[Records from a data source]
⟨

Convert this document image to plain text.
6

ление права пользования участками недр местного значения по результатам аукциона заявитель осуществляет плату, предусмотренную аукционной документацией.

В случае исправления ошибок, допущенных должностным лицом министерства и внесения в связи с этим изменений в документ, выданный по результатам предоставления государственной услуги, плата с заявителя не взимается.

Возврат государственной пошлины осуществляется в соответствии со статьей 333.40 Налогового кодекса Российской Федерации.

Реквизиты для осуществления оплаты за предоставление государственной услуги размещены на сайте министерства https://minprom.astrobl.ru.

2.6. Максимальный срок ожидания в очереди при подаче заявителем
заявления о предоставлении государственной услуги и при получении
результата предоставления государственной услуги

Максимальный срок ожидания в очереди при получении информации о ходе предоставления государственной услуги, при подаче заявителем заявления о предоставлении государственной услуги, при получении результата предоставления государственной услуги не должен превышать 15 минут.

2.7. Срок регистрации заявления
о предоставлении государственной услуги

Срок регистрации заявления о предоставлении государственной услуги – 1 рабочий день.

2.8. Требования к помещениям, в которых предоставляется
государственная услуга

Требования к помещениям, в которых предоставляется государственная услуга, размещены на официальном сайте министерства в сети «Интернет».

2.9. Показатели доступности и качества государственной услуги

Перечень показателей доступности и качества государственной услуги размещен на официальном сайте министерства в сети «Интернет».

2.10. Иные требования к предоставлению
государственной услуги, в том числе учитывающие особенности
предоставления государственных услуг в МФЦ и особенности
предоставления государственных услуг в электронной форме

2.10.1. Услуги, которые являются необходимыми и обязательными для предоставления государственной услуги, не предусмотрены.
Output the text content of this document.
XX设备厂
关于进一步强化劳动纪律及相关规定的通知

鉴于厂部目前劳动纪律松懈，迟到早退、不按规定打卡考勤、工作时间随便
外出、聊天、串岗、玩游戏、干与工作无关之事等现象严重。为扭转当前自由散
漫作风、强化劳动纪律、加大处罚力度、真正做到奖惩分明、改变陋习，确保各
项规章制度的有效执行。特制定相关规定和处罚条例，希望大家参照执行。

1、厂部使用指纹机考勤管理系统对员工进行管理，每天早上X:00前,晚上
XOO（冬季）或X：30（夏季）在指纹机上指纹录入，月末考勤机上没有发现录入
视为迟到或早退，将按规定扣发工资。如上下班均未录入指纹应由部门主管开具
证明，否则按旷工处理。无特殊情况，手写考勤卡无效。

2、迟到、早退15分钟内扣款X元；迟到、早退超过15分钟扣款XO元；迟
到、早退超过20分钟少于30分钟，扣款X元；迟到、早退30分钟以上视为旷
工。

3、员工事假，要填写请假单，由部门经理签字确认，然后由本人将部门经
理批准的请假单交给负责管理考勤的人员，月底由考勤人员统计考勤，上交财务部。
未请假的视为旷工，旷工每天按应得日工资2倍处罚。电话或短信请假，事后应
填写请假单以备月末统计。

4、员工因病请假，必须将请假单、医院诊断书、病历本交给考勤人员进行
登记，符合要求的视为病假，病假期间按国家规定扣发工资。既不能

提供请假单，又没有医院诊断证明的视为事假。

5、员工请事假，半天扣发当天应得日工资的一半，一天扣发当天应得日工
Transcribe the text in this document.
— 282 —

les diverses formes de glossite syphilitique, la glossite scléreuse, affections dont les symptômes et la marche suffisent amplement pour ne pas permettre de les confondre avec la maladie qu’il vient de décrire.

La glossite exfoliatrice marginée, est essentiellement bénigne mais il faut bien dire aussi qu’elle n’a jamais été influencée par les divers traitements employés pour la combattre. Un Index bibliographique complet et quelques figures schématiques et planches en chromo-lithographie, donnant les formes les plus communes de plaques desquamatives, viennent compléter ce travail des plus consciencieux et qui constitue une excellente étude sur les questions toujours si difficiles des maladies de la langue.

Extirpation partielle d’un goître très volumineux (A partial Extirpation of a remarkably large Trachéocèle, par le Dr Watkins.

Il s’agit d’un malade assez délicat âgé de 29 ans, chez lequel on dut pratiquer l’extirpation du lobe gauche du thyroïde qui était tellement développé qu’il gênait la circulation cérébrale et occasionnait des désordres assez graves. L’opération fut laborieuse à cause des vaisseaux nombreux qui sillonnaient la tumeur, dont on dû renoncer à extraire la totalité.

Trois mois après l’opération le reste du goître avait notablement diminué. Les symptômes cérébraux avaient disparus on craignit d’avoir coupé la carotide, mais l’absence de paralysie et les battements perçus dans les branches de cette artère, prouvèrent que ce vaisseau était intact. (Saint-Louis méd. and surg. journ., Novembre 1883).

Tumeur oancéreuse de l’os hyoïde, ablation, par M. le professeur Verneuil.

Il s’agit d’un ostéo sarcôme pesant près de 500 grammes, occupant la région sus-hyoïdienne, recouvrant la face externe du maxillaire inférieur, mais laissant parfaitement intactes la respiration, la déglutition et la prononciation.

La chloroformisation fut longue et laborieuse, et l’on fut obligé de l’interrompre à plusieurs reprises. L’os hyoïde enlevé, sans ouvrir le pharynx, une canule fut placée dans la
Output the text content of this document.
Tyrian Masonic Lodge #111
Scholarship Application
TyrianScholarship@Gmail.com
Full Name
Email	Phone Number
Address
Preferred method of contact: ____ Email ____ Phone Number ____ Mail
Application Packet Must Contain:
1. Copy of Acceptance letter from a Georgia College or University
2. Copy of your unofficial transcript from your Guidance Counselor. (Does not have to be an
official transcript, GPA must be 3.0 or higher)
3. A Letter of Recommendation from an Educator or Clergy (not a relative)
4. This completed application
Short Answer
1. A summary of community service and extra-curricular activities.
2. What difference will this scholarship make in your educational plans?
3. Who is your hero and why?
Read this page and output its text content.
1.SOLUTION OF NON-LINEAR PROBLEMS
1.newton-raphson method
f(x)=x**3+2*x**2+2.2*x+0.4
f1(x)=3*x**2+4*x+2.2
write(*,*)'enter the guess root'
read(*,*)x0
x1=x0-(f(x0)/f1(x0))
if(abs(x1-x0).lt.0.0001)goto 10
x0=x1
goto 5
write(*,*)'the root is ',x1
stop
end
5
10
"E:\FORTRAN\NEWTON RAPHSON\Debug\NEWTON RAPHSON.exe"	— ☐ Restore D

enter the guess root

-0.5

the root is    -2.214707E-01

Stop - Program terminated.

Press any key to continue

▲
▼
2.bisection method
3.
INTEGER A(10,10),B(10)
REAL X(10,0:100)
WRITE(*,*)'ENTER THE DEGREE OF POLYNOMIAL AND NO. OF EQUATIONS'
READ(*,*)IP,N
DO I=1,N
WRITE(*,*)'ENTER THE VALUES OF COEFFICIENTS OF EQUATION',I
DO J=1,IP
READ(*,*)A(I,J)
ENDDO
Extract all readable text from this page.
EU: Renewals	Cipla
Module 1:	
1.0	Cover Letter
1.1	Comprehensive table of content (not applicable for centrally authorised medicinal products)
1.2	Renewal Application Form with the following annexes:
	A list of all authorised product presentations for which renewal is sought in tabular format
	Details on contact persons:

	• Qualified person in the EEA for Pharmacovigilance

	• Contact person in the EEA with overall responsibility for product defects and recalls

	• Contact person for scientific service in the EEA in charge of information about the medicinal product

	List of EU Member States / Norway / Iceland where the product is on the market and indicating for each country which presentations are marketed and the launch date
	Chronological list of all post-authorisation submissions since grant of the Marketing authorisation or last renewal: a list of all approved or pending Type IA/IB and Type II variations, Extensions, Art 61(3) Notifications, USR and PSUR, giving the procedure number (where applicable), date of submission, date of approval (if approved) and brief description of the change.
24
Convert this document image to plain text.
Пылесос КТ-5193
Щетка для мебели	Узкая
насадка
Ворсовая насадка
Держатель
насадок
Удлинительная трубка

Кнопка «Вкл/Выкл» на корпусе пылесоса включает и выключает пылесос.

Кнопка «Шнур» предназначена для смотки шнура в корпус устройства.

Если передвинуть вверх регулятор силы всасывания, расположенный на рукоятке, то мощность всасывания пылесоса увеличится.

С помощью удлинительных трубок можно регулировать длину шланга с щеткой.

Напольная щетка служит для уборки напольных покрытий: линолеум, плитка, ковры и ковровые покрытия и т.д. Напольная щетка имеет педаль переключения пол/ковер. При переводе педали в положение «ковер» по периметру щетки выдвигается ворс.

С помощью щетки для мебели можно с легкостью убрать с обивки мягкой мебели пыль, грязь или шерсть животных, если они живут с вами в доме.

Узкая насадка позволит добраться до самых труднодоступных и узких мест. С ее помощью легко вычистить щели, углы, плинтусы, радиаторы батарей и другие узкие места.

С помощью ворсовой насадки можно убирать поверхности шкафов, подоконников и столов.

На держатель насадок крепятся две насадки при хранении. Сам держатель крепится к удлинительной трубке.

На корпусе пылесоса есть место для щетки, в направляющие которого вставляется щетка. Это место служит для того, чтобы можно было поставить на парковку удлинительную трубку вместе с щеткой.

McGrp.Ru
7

⟩

* **STATED EXERCISE**: Show each line of the data that contains the string "пылесоса".

* **THE RESULT**:
Кнопка «Вкл/Выкл» на корпусе пылесоса включает и выключает пылесос.
Если передвинуть вверх регулятор силы всасывания, расположенный на рукоятке, то мощность всасывания пылесоса увеличится.
На корпусе пылесоса есть место для щетки, в направляющие которого вставляется щетка. Это место служит для того, чтобы можно было поставить на парковку удлинительную трубку вместе с щеткой.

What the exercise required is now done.